DO THIS
Check each line of the records below for the word "value" and copy those where it appears.

WORKING DATA
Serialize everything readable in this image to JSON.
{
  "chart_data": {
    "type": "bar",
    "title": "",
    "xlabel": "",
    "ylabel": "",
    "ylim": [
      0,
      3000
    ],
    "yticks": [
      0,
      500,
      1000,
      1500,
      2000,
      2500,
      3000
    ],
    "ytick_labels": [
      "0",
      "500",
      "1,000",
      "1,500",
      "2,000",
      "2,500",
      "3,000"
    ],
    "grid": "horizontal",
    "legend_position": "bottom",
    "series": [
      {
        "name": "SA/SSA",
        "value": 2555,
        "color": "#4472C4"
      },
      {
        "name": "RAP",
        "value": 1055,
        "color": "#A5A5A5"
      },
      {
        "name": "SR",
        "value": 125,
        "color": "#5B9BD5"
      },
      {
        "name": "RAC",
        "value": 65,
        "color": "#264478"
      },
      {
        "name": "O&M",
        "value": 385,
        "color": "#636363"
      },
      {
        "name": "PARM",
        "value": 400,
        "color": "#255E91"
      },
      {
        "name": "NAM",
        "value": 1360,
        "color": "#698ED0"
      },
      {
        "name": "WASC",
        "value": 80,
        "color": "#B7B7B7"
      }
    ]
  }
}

FULL RESPONSE
        "value": 2555,
        "value": 1055,
        "value": 125,
        "value": 65,
        "value": 385,
        "value": 400,
        "value": 1360,
        "value": 80,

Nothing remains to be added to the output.